▶ DIRECTIVE 1
Reproduce the entries starting at the first line and ending at the line containing "storage-info: 文件夹：40 文件：3", substituting "label" for "file-name" and leaving everything else unchanged.

The conversion between flux density and full-beam brightness temperature required for this calibration scheme, alongside the opacity (calculated from skydips) and colour corrections, carry with them a few per cent uncertainty. The main source of uncertainty in the calibration comes from the telescope aperture efficiency, which is required to convert between flux density and antenna temperature. The aperture efficiency of the northern telescope has been determined by simulations, to an accuracy that we estimate to be 5 per cent, dominated by uncertainties in the modelling of standing waves between the feed and the sub-reflector. Further work is being done on both simulation and measurement of the aperture efficiency for the calibration of the full survey. In the meantime, a conservative 5 per cent calibration error has been assigned to these preliminary data.

▶ MATERIAL FOR THIS TASK
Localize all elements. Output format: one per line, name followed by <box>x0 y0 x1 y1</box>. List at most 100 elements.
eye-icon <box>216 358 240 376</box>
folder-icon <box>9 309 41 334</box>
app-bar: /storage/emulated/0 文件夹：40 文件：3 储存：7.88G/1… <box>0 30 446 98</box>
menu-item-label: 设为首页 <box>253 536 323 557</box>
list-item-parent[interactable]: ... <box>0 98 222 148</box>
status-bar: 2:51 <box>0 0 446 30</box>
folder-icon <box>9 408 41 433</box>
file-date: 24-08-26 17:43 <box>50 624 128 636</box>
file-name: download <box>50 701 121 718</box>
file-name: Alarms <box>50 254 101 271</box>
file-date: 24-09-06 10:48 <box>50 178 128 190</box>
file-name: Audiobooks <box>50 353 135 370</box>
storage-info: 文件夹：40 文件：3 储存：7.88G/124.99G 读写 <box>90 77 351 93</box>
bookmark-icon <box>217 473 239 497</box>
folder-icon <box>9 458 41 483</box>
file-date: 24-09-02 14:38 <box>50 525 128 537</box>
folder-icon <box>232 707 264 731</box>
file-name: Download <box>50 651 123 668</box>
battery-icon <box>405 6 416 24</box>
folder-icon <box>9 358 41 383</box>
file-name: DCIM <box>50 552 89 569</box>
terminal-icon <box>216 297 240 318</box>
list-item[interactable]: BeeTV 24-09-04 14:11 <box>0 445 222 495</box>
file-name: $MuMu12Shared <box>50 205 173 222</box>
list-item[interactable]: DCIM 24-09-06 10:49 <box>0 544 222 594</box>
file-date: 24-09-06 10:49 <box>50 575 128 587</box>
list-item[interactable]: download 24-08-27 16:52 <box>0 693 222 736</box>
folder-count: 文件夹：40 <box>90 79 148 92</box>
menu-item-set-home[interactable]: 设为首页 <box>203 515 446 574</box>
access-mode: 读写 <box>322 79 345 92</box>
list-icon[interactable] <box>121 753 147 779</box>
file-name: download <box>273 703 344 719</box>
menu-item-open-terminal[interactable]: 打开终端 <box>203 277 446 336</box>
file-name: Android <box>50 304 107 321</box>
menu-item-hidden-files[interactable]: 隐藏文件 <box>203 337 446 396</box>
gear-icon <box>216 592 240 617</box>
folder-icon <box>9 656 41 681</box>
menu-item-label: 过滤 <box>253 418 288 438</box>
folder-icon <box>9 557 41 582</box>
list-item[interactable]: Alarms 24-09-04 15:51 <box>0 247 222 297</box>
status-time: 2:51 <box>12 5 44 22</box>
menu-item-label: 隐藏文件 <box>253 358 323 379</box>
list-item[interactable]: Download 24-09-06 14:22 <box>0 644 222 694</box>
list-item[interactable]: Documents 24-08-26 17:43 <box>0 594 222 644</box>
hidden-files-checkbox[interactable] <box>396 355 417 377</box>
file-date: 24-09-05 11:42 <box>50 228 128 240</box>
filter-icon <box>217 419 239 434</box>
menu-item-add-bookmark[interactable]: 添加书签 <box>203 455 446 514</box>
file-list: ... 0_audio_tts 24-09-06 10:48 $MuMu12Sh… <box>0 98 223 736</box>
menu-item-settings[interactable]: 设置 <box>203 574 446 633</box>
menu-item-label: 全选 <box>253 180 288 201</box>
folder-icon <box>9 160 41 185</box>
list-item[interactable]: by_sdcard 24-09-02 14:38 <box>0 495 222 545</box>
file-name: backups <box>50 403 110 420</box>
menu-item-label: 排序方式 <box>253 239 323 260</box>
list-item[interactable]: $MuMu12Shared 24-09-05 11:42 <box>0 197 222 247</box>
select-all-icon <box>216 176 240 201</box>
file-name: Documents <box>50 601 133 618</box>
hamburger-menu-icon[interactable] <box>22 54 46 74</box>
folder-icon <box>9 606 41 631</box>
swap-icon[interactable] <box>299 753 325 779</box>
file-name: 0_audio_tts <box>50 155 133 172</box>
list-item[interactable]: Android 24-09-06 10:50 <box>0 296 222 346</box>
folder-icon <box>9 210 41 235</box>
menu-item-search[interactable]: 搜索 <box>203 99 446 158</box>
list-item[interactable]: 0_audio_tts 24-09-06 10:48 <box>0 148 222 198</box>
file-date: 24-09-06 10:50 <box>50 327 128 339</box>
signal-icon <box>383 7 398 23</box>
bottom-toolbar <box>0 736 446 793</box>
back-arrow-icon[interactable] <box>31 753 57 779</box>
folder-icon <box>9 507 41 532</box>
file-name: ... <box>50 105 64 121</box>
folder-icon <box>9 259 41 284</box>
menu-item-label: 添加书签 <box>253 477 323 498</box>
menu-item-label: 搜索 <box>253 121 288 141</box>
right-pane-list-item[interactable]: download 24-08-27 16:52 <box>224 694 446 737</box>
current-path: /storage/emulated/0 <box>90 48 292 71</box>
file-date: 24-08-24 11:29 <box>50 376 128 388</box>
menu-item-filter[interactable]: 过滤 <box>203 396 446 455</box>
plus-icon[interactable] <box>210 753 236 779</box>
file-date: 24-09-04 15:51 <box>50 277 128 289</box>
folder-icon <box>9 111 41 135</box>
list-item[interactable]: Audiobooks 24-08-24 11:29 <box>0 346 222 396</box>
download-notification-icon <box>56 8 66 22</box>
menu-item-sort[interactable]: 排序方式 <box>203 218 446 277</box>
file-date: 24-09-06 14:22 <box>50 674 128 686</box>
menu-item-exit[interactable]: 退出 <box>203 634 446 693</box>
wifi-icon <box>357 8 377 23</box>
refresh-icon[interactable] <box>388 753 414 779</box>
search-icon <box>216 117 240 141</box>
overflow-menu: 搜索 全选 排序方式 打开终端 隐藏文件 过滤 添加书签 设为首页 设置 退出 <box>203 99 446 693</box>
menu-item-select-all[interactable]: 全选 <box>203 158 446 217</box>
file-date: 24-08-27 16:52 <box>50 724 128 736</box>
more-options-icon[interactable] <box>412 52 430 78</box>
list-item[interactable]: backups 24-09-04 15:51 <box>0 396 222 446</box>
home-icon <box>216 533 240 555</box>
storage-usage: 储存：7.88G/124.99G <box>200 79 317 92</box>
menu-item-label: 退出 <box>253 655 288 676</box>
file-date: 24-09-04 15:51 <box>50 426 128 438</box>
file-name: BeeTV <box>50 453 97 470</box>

▶ DIRECTIVE 2
Copy the telescope calibration text in full, word for word.

▶ EXERCISE RESPONSE 1
Localize all elements. Output format: one per line, name followed by <box>x0 y0 x1 y1</box>. List at most 100 elements.
eye-icon <box>216 358 240 376</box>
folder-icon <box>9 309 41 334</box>
app-bar: /storage/emulated/0 文件夹：40 文件：3 储存：7.88G/1… <box>0 30 446 98</box>
menu-item-label: 设为首页 <box>253 536 323 557</box>
list-item-parent[interactable]: ... <box>0 98 222 148</box>
status-bar: 2:51 <box>0 0 446 30</box>
folder-icon <box>9 408 41 433</box>
file-date: 24-08-26 17:43 <box>50 624 128 636</box>
label: download <box>50 701 121 718</box>
label: Alarms <box>50 254 101 271</box>
file-date: 24-09-06 10:48 <box>50 178 128 190</box>
label: Audiobooks <box>50 353 135 370</box>
storage-info: 文件夹：40 文件：3 储存：7.88G/124.99G 读写 <box>90 77 351 93</box>

▶ EXERCISE RESPONSE 2
The conversion between flux density and full-beam brightness temperature required for this calibration scheme, alongside the opacity (calculated from skydips) and colour corrections, carry with them a few per cent uncertainty. The main source of uncertainty in the calibration comes from the telescope aperture efficiency, which is required to convert between flux density and antenna temperature. The aperture efficiency of the northern telescope has been determined by simulations, to an accuracy that we estimate to be 5 per cent, dominated by uncertainties in the modelling of standing waves between the feed and the sub-reflector. Further work is being done on both simulation and measurement of the aperture efficiency for the calibration of the full survey. In the meantime, a conservative 5 per cent calibration error has been assigned to these preliminary data.